*TASK TO COMPLETE:*
Set down, word for word, the stretch of lines from the one containing "Read all visible content and emit it as JSON." to the end of the records below.
= = = = =
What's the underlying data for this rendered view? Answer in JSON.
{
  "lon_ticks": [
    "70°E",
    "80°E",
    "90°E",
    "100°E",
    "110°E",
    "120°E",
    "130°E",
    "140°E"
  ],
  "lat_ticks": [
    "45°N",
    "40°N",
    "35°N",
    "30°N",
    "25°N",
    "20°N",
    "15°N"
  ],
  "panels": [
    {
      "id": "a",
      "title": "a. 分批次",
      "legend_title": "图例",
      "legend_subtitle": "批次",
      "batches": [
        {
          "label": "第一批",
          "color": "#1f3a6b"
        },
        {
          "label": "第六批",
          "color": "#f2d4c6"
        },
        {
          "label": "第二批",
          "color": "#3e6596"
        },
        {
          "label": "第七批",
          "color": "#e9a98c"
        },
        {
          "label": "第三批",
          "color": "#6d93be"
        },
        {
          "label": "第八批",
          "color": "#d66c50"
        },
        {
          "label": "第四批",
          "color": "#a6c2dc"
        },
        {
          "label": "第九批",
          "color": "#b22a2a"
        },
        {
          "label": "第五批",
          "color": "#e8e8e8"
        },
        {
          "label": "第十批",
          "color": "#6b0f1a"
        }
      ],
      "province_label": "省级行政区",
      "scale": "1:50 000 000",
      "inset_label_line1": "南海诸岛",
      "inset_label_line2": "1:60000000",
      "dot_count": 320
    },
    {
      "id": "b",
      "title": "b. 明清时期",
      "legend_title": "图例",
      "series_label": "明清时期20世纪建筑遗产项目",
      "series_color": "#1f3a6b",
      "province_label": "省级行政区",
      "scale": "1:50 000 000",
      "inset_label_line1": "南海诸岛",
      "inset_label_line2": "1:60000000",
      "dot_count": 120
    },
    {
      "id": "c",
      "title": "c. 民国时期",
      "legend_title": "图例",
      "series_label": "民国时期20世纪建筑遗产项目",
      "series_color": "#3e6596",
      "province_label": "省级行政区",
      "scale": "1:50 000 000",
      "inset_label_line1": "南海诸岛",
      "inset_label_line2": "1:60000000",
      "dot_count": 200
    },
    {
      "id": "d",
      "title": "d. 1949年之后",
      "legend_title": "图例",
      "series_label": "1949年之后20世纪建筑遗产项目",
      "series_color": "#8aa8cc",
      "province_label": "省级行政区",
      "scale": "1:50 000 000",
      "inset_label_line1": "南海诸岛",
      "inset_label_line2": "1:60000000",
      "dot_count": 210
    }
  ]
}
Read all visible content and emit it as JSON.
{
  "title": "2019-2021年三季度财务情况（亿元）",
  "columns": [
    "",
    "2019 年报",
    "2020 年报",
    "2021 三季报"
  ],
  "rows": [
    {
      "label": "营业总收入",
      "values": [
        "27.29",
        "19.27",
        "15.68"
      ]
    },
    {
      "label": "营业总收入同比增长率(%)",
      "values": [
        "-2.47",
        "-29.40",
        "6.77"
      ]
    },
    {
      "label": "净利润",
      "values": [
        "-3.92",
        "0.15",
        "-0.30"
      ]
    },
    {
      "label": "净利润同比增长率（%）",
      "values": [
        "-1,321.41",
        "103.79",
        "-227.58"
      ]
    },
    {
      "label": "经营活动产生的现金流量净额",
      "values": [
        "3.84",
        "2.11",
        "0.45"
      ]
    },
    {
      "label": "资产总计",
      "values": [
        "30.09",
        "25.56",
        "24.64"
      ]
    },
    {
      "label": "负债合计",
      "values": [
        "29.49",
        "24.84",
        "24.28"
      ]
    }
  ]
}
= = = = =
*WRITTEN ANSWER:*
Read all visible content and emit it as JSON.
{
  "title": "2019-2021年三季度财务情况（亿元）",
  "columns": [
    "",
    "2019 年报",
    "2020 年报",
    "2021 三季报"
  ],
  "rows": [
    {
      "label": "营业总收入",
      "values": [
        "27.29",
        "19.27",
        "15.68"
      ]
    },
    {
      "label": "营业总收入同比增长率(%)",
      "values": [
        "-2.47",
        "-29.40",
        "6.77"
      ]
    },
    {
      "label": "净利润",
      "values": [
        "-3.92",
        "0.15",
        "-0.30"
      ]
    },
    {
      "label": "净利润同比增长率（%）",
      "values": [
        "-1,321.41",
        "103.79",
        "-227.58"
      ]
    },
    {
      "label": "经营活动产生的现金流量净额",
      "values": [
        "3.84",
        "2.11",
        "0.45"
      ]
    },
    {
      "label": "资产总计",
      "values": [
        "30.09",
        "25.56",
        "24.64"
      ]
    },
    {
      "label": "负债合计",
      "values": [
        "29.49",
        "24.84",
        "24.28"
      ]
    }
  ]
}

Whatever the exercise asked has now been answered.